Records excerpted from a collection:
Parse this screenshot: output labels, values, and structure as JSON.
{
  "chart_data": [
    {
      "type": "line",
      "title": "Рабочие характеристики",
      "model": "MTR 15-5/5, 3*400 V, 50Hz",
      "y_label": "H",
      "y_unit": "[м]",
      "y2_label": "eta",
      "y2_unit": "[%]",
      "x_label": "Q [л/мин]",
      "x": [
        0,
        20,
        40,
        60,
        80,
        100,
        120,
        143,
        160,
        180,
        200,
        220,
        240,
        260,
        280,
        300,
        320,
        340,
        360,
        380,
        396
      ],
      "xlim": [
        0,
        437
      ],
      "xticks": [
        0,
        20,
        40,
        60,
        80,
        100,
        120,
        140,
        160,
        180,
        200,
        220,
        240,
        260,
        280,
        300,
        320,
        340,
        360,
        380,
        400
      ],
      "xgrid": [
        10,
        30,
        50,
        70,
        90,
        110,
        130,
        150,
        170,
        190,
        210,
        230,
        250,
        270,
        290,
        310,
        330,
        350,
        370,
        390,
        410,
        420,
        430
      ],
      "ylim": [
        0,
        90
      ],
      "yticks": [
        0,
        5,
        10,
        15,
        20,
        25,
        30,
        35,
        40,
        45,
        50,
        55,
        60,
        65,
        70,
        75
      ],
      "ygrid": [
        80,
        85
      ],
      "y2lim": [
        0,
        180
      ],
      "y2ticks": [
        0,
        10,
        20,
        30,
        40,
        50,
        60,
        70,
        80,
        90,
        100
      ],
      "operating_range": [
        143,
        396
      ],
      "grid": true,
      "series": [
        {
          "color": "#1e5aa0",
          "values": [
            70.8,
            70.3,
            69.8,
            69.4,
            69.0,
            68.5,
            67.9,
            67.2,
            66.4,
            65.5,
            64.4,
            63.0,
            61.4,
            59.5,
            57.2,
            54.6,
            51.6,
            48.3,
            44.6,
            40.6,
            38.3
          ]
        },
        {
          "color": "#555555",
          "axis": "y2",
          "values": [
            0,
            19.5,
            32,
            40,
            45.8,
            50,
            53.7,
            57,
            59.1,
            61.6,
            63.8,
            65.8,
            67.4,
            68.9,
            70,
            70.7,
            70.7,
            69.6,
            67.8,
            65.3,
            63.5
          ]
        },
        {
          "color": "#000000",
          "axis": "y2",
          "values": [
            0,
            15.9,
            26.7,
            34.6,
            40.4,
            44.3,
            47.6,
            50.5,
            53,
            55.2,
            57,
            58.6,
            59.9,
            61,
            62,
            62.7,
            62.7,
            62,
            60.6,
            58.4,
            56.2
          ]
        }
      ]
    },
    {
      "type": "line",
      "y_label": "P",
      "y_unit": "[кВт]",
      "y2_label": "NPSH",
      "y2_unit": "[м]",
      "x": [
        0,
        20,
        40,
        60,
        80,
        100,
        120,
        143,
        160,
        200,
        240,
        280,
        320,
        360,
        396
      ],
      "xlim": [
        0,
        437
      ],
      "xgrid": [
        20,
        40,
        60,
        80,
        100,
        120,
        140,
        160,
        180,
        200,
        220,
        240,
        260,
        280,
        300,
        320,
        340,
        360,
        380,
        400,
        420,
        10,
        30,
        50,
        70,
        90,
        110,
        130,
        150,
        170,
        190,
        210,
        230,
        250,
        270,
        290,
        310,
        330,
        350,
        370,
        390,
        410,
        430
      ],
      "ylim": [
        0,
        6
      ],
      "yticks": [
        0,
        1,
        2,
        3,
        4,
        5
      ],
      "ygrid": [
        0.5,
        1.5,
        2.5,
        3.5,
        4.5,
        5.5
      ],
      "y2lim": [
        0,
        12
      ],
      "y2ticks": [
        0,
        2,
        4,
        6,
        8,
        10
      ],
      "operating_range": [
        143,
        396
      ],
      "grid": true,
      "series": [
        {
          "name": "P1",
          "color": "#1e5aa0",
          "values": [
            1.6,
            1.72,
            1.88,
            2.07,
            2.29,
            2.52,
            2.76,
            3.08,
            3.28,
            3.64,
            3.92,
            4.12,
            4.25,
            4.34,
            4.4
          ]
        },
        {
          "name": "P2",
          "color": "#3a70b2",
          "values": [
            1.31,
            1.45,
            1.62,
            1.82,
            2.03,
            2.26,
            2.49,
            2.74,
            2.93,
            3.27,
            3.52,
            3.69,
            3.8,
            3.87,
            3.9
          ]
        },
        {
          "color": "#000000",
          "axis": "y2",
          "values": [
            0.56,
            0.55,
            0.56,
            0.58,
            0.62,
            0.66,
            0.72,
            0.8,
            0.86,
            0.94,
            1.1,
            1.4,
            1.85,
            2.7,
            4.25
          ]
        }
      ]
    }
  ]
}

Exercise prompt ::
All of the data must be returned exactly.

Answer to this problem ::
Parse this screenshot: output labels, values, and structure as JSON.
{
  "chart_data": [
    {
      "type": "line",
      "title": "Рабочие характеристики",
      "model": "MTR 15-5/5, 3*400 V, 50Hz",
      "y_label": "H",
      "y_unit": "[м]",
      "y2_label": "eta",
      "y2_unit": "[%]",
      "x_label": "Q [л/мин]",
      "x": [
        0,
        20,
        40,
        60,
        80,
        100,
        120,
        143,
        160,
        180,
        200,
        220,
        240,
        260,
        280,
        300,
        320,
        340,
        360,
        380,
        396
      ],
      "xlim": [
        0,
        437
      ],
      "xticks": [
        0,
        20,
        40,
        60,
        80,
        100,
        120,
        140,
        160,
        180,
        200,
        220,
        240,
        260,
        280,
        300,
        320,
        340,
        360,
        380,
        400
      ],
      "xgrid": [
        10,
        30,
        50,
        70,
        90,
        110,
        130,
        150,
        170,
        190,
        210,
        230,
        250,
        270,
        290,
        310,
        330,
        350,
        370,
        390,
        410,
        420,
        430
      ],
      "ylim": [
        0,
        90
      ],
      "yticks": [
        0,
        5,
        10,
        15,
        20,
        25,
        30,
        35,
        40,
        45,
        50,
        55,
        60,
        65,
        70,
        75
      ],
      "ygrid": [
        80,
        85
      ],
      "y2lim": [
        0,
        180
      ],
      "y2ticks": [
        0,
        10,
        20,
        30,
        40,
        50,
        60,
        70,
        80,
        90,
        100
      ],
      "operating_range": [
        143,
        396
      ],
      "grid": true,
      "series": [
        {
          "color": "#1e5aa0",
          "values": [
            70.8,
            70.3,
            69.8,
            69.4,
            69.0,
            68.5,
            67.9,
            67.2,
            66.4,
            65.5,
            64.4,
            63.0,
            61.4,
            59.5,
            57.2,
            54.6,
            51.6,
            48.3,
            44.6,
            40.6,
            38.3
          ]
        },
        {
          "color": "#555555",
          "axis": "y2",
          "values": [
            0,
            19.5,
            32,
            40,
            45.8,
            50,
            53.7,
            57,
            59.1,
            61.6,
            63.8,
            65.8,
            67.4,
            68.9,
            70,
            70.7,
            70.7,
            69.6,
            67.8,
            65.3,
            63.5
          ]
        },
        {
          "color": "#000000",
          "axis": "y2",
          "values": [
            0,
            15.9,
            26.7,
            34.6,
            40.4,
            44.3,
            47.6,
            50.5,
            53,
            55.2,
            57,
            58.6,
            59.9,
            61,
            62,
            62.7,
            62.7,
            62,
            60.6,
            58.4,
            56.2
          ]
        }
      ]
    },
    {
      "type": "line",
      "y_label": "P",
      "y_unit": "[кВт]",
      "y2_label": "NPSH",
      "y2_unit": "[м]",
      "x": [
        0,
        20,
        40,
        60,
        80,
        100,
        120,
        143,
        160,
        200,
        240,
        280,
        320,
        360,
        396
      ],
      "xlim": [
        0,
        437
      ],
      "xgrid": [
        20,
        40,
        60,
        80,
        100,
        120,
        140,
        160,
        180,
        200,
        220,
        240,
        260,
        280,
        300,
        320,
        340,
        360,
        380,
        400,
        420,
        10,
        30,
        50,
        70,
        90,
        110,
        130,
        150,
        170,
        190,
        210,
        230,
        250,
        270,
        290,
        310,
        330,
        350,
        370,
        390,
        410,
        430
      ],
      "ylim": [
        0,
        6
      ],
      "yticks": [
        0,
        1,
        2,
        3,
        4,
        5
      ],
      "ygrid": [
        0.5,
        1.5,
        2.5,
        3.5,
        4.5,
        5.5
      ],
      "y2lim": [
        0,
        12
      ],
      "y2ticks": [
        0,
        2,
        4,
        6,
        8,
        10
      ],
      "operating_range": [
        143,
        396
      ],
      "grid": true,
      "series": [
        {
          "name": "P1",
          "color": "#1e5aa0",
          "values": [
            1.6,
            1.72,
            1.88,
            2.07,
            2.29,
            2.52,
            2.76,
            3.08,
            3.28,
            3.64,
            3.92,
            4.12,
            4.25,
            4.34,
            4.4
          ]
        },
        {
          "name": "P2",
          "color": "#3a70b2",
          "values": [
            1.31,
            1.45,
            1.62,
            1.82,
            2.03,
            2.26,
            2.49,
            2.74,
            2.93,
            3.27,
            3.52,
            3.69,
            3.8,
            3.87,
            3.9
          ]
        },
        {
          "color": "#000000",
          "axis": "y2",
          "values": [
            0.56,
            0.55,
            0.56,
            0.58,
            0.62,
            0.66,
            0.72,
            0.8,
            0.86,
            0.94,
            1.1,
            1.4,
            1.85,
            2.7,
            4.25
          ]
        }
      ]
    }
  ]
}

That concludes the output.